Records for this task
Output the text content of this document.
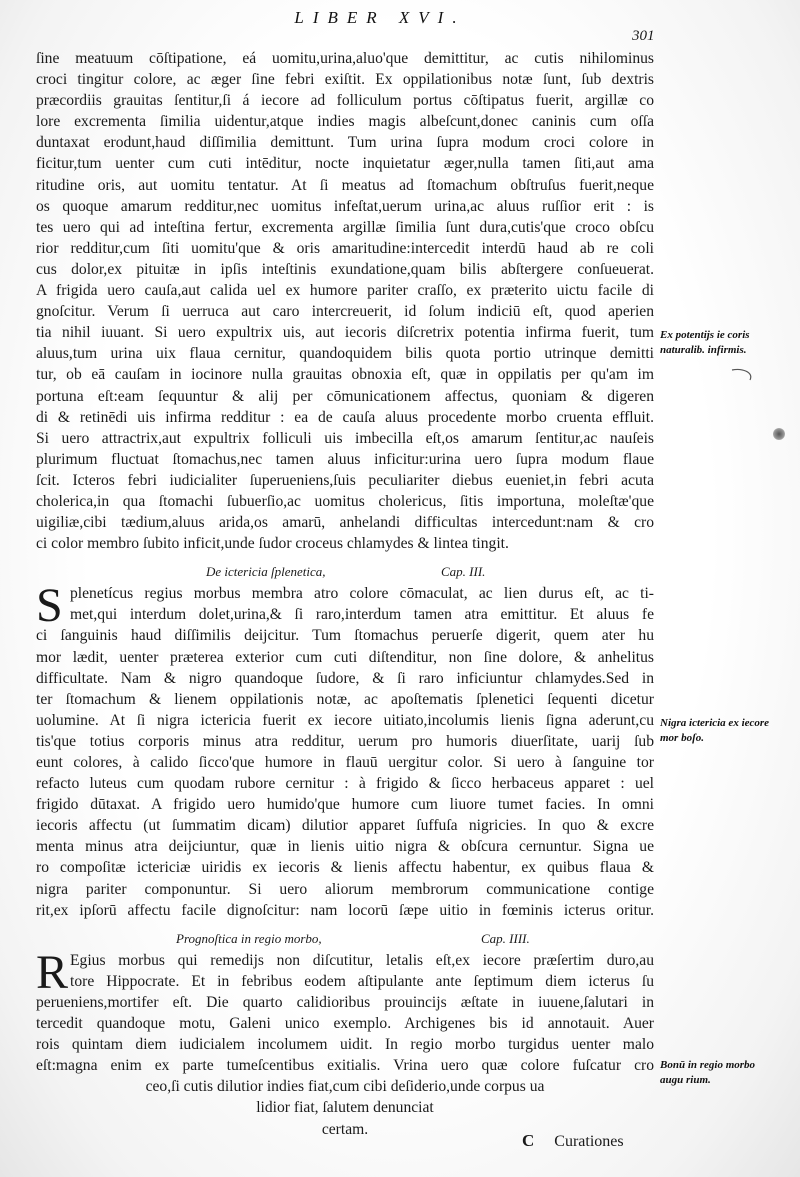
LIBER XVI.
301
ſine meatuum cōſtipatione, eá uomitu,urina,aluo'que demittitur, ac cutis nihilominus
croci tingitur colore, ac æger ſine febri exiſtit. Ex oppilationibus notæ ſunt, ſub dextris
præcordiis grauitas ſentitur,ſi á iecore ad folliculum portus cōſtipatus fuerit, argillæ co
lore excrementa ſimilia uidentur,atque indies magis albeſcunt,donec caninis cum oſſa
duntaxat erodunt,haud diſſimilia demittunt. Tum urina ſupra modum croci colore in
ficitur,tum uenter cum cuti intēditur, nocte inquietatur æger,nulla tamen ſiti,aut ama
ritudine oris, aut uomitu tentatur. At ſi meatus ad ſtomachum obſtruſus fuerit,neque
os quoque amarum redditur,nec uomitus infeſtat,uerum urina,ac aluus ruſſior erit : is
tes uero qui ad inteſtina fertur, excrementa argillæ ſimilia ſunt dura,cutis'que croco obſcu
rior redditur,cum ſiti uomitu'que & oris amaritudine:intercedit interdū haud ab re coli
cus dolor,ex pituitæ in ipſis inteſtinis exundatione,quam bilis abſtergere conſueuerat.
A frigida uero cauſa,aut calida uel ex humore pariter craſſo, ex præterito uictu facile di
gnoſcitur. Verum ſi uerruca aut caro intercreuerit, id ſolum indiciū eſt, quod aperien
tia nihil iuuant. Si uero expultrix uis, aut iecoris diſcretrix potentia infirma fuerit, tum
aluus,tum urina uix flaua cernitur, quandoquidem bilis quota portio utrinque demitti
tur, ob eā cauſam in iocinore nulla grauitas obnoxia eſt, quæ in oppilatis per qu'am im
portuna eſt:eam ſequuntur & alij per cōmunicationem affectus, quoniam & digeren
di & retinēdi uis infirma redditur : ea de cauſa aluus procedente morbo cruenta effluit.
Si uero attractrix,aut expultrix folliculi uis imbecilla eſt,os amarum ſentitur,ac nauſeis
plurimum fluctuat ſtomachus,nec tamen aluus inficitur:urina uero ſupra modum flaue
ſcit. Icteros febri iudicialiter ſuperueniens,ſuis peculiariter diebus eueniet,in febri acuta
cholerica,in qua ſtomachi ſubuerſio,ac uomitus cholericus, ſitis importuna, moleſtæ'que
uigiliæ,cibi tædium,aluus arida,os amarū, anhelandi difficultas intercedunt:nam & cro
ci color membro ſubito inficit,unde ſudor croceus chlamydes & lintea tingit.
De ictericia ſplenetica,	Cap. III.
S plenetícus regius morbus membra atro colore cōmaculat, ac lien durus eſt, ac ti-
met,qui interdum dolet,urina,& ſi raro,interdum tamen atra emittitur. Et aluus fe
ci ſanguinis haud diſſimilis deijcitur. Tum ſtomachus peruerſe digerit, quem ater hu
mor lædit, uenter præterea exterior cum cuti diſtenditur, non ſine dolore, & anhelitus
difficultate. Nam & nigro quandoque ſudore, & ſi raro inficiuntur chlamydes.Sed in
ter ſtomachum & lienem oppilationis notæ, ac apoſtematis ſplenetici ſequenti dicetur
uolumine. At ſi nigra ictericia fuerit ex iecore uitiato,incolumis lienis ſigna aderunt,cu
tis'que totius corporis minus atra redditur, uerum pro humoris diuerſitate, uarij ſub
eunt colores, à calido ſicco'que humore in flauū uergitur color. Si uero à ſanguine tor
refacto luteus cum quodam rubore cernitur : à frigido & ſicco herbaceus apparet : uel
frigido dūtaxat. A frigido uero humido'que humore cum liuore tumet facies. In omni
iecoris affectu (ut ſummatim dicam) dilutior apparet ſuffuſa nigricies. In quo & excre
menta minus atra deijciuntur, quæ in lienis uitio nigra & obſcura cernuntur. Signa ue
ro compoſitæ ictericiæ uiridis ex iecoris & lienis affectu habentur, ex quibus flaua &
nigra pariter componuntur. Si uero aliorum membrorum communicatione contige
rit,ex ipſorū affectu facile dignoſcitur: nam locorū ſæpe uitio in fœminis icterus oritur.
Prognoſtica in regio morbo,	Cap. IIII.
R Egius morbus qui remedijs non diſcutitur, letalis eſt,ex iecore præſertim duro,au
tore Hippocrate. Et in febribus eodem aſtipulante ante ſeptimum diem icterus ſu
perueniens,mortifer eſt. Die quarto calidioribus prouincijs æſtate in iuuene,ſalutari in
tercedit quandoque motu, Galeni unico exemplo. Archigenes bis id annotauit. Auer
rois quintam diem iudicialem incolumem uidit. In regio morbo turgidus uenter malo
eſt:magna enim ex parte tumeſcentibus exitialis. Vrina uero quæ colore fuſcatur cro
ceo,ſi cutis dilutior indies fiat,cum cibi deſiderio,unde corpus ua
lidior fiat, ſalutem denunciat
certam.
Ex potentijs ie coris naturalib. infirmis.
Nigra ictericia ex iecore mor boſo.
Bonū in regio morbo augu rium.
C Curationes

Try it
Search the data for the word "humore" and copy each line where it appears.

Output for this exercise
A frigida uero cauſa,aut calida uel ex humore pariter craſſo, ex præterito uictu facile di
eunt colores, à calido ſicco'que humore in flauū uergitur color. Si uero à ſanguine tor
frigido dūtaxat. A frigido uero humido'que humore cum liuore tumet facies. In omni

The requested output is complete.